<<<<
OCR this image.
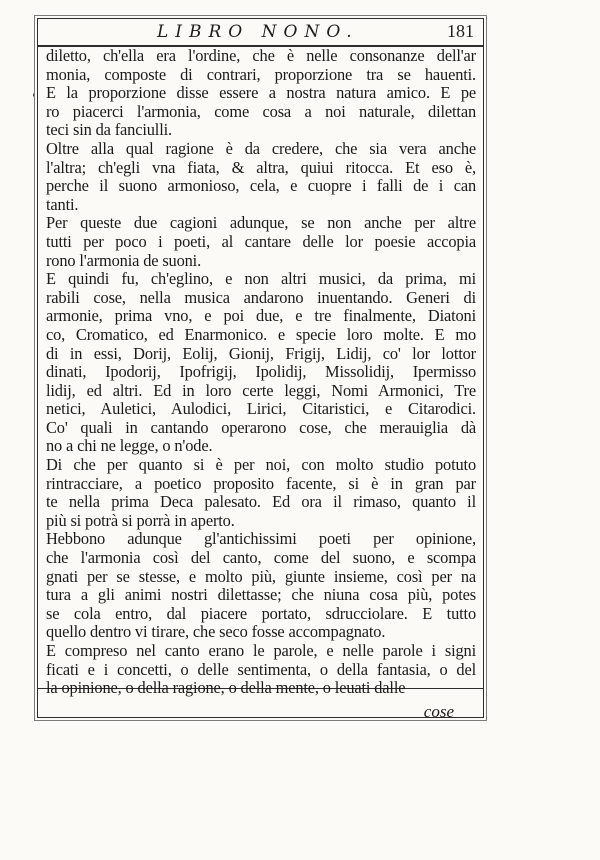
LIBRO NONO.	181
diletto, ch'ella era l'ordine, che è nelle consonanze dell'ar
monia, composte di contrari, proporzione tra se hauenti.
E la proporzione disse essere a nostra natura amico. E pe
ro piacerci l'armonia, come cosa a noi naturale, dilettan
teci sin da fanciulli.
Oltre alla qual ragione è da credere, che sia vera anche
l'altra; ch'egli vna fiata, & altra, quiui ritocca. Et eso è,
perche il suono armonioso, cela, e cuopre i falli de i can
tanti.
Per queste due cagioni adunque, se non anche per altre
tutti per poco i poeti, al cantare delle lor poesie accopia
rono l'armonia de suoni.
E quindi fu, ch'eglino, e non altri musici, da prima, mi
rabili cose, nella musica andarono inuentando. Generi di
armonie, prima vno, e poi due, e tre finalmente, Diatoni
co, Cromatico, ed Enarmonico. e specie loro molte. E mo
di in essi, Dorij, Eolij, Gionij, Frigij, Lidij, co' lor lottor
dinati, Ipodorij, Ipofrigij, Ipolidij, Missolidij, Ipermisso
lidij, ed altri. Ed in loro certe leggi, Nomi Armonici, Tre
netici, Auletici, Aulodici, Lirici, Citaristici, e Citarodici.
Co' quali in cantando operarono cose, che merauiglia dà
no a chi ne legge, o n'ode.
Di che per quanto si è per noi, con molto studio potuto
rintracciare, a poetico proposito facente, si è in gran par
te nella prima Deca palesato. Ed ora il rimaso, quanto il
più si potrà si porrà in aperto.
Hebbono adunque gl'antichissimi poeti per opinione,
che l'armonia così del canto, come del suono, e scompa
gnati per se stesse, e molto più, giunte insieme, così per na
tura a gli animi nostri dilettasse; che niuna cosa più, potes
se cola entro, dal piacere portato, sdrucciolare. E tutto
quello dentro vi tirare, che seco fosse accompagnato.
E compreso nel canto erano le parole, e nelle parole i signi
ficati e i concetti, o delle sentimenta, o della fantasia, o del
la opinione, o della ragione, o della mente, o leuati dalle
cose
>>>>
<<<<
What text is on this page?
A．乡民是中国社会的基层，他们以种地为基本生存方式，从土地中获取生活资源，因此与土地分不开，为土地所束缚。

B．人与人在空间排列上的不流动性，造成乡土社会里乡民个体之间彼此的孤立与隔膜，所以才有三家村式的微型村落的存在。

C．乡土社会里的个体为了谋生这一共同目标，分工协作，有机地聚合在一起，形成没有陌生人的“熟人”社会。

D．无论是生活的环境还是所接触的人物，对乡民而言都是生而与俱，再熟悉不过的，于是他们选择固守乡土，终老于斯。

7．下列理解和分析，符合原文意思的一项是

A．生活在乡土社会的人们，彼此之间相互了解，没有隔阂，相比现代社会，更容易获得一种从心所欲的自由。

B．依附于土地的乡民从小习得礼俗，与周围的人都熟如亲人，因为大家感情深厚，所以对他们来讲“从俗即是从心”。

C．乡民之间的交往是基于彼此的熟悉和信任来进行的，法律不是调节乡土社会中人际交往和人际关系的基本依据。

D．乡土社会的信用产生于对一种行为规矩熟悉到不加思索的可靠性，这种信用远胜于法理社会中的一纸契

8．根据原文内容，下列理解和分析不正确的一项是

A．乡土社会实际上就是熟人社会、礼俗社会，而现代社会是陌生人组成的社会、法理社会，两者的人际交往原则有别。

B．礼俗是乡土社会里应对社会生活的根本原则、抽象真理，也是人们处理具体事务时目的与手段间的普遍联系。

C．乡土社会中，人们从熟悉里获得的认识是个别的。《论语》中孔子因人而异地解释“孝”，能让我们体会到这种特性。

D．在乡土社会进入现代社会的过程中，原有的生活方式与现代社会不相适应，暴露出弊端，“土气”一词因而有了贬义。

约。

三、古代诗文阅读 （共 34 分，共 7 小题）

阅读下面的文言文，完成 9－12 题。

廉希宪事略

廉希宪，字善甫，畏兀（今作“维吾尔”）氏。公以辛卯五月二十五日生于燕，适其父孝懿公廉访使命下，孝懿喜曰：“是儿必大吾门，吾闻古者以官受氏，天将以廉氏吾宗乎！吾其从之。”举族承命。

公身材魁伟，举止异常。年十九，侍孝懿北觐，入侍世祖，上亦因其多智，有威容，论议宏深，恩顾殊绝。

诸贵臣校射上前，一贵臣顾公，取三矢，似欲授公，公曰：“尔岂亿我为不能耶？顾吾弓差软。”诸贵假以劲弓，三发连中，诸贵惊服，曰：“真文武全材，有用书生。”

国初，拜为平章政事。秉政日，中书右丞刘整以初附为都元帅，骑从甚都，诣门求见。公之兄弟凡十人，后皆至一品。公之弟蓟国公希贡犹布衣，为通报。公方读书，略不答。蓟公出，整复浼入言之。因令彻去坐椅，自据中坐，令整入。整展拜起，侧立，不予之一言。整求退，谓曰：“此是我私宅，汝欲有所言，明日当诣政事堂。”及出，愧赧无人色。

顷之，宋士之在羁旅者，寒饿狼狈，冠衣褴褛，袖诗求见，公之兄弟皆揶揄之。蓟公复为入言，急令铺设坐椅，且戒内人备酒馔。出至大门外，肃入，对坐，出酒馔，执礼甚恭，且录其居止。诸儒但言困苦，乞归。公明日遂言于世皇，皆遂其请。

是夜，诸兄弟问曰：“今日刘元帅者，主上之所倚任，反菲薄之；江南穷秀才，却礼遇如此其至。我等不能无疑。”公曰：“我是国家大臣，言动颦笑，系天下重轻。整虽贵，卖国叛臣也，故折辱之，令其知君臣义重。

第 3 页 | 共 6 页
>>>>
WHAT IS REQUIRED:
Using the listing, copy every line where the word "anche" shows up.

EXERCISE ANSWER:
Oltre alla qual ragione è da credere, che sia vera anche
Per queste due cagioni adunque, se non anche per altre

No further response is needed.